**** TEXTO DE REFERENCIA ****

Otros, como el obispo de
Belley-Ars, Mons. Pascal Roland, ha aprovechado la ocasión para invitar a la
oración y a la ayuda a los demás, y dice que no dará instrucciones específicas
en su diócesis, en un texto publicado en la página de la diócesis y traducido
por Dominus Est.
¿EPIDEMIA DEL CORONAVIRUS O EPIDEMIA DE MIEDO?
Más que a la epidemia del
coronavirus, ¡debemos temer a la epidemia del
miedo! Por mi parte, me niego a ceder al pánico colectivo y a someterme
al principio de precaución que parece mover a las instituciones civiles.
Por lo tanto, no tengo la
intención de emitir instrucciones específicas para mi diócesis: ¿Dejarán de reunirse los cristianos para rezar?
¿Renunciarán a frecuentar y ayudar a sus semejantes? Aparte de las
medidas de prudencia elemental que cada uno toma de manera espontánea para no
contaminar a otros cuando se está enfermo, no es oportuno agregar más.

**** LISTADO PROPORCIONADO ****

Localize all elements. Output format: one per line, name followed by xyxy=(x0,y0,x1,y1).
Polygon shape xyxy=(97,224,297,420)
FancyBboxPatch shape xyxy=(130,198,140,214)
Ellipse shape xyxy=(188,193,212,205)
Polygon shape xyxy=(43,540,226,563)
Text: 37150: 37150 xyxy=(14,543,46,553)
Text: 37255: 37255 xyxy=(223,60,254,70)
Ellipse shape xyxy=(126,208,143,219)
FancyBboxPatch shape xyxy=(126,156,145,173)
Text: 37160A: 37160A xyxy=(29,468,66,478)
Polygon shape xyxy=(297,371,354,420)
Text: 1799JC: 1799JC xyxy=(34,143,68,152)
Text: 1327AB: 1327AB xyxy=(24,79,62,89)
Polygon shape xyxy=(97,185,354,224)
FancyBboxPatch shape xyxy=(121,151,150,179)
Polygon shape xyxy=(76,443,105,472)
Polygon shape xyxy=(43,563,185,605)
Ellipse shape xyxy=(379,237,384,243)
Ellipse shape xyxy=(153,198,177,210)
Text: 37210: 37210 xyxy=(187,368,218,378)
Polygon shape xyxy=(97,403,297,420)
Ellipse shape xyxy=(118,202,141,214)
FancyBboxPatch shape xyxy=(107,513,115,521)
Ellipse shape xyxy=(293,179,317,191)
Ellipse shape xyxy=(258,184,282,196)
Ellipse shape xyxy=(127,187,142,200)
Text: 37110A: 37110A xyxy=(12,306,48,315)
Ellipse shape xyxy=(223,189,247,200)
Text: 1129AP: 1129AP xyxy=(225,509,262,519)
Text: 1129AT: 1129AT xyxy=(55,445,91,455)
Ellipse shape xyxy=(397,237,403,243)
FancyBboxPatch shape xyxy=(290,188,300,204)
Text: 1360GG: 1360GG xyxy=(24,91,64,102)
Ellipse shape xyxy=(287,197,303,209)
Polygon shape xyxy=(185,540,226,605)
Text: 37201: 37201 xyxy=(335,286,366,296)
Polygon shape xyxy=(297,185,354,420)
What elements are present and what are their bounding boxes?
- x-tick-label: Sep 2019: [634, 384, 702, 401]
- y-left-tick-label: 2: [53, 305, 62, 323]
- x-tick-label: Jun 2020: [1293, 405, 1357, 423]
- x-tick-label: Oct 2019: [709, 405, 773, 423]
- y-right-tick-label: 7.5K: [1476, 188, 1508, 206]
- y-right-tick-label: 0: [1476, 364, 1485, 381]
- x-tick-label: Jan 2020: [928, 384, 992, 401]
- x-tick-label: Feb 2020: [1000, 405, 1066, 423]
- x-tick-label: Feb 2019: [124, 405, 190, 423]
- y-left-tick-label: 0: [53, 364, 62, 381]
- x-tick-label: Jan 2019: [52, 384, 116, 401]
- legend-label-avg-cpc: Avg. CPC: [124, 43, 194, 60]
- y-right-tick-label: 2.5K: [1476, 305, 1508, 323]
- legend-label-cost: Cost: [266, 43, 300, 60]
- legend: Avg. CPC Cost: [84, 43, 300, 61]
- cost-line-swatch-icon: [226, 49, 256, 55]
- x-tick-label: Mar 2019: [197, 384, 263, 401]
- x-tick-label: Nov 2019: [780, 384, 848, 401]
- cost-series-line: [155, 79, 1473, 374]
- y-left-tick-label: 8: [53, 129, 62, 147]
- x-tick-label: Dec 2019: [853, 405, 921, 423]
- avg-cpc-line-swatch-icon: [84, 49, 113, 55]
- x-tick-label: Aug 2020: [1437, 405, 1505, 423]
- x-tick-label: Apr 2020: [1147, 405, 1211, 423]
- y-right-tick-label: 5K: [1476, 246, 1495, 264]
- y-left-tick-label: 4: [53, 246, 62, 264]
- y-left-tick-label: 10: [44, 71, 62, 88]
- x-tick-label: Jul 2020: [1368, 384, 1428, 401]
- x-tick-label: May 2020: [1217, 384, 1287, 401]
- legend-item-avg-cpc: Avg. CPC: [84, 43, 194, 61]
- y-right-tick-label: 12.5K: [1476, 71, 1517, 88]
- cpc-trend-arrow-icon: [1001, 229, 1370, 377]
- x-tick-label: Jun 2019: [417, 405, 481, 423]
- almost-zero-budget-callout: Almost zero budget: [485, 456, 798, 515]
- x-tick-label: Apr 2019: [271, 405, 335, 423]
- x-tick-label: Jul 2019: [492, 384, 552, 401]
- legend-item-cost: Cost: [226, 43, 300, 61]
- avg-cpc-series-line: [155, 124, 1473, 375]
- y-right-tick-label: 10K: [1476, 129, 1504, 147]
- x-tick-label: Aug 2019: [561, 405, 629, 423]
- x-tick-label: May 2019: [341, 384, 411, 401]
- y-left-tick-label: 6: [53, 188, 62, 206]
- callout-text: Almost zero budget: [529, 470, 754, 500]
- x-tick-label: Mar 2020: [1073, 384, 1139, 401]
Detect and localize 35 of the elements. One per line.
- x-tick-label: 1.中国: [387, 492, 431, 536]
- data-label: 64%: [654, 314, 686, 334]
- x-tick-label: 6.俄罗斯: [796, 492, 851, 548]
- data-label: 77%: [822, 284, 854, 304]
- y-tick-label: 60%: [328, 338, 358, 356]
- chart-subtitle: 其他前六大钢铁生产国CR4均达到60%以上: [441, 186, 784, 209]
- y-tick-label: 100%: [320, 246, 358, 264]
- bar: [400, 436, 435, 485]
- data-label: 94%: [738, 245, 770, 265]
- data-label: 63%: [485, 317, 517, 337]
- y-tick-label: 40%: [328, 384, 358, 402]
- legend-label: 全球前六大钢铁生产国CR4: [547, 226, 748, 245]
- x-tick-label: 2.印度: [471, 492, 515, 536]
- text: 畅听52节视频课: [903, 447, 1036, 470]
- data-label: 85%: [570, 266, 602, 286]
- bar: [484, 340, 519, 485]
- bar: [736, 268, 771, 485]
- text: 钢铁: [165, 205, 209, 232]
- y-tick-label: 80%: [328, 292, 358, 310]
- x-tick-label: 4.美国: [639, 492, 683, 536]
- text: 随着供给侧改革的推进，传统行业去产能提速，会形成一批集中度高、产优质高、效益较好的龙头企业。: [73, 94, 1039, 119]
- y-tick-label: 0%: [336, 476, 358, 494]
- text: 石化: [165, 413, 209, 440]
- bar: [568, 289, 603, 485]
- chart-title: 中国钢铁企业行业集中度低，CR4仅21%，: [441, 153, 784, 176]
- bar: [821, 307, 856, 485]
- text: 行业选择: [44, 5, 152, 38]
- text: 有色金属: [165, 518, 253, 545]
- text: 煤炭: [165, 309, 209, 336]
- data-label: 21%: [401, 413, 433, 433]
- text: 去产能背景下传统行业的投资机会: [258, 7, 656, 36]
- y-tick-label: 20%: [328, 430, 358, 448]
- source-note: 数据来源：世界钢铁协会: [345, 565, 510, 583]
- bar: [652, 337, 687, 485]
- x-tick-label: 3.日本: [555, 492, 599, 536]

****

**EJERCICIOS PROPUESTOS:**
1. Enumere todas las oraciones interrogativas que figuran en el texto sobre el miedo al coronavirus.
2. Reproduzca fielmente el fragmento del texto sobre el miedo al coronavirus que comienza con "Por lo tanto, no" y llega hasta "oportuno agregar más.".
3. Continúe el texto sobre el miedo al coronavirus a partir de su última oración.
Para resolver estos ejercicios no hace falta consultar el listado.

**RESPUESTAS NUMERADAS:**
1.
1. ¿EPIDEMIA DEL CORONAVIRUS O EPIDEMIA DE MIEDO?
2. ¿Dejarán de reunirse los cristianos para rezar?
3. ¿Renunciarán a frecuentar y ayudar a sus semejantes?

2.
Por lo tanto, no tengo la
intención de emitir instrucciones específicas para mi diócesis: ¿Dejarán de reunirse los cristianos para rezar?
¿Renunciarán a frecuentar y ayudar a sus semejantes? Aparte de las
medidas de prudencia elemental que cada uno toma de manera espontánea para no
contaminar a otros cuando se está enfermo, no es oportuno agregar más.

3.
Deberíamos recordar más bien
que en situaciones mucho más graves, aquellas de las grandes plagas, y cuando
los medios sanitarios no eran los de hoy, las poblaciones cristianas se
ilustraron con procedimientos de oración colectiva, así como por la ayuda a los
enfermos, la asistencia a los moribundos y la sepultura de los fallecidos. En
resumen, los discípulos de Cristo no se apartaron de Dios ni se escondieron de
sus semejantes, ¡sino todo lo contrario!
¿No resulta
revelador de nuestra relación distorsionada de la realidad de la muerte el
pánico colectivo que hoy estamos presenciando? ¿No manifiesta ésta la ansiedad
que provoca la pérdida de Dios? Queremos ocultarnos que somos mortales y, cerrándonos a la dimensión
espiritual de nuestro ser, perdemos terreno. Debido a que disponemos de
técnicas cada vez más sofisticadas y más eficientes, ¡pretendemos
dominarlo todo y ocultamos que no somos los dueños de la vida!
De paso, tengamos en cuenta
que la coincidencia de esta epidemia con los debates sobre las leyes de
bioética ¡nos recuerda afortunadamente nuestra
fragilidad humana! Esta crisis mundial presenta al menos la ventaja de
recordarnos que vivimos en una casa común, que todos somos vulnerables e
interdependientes, y que ¡es más urgente cooperar
que cerrar nuestras fronteras!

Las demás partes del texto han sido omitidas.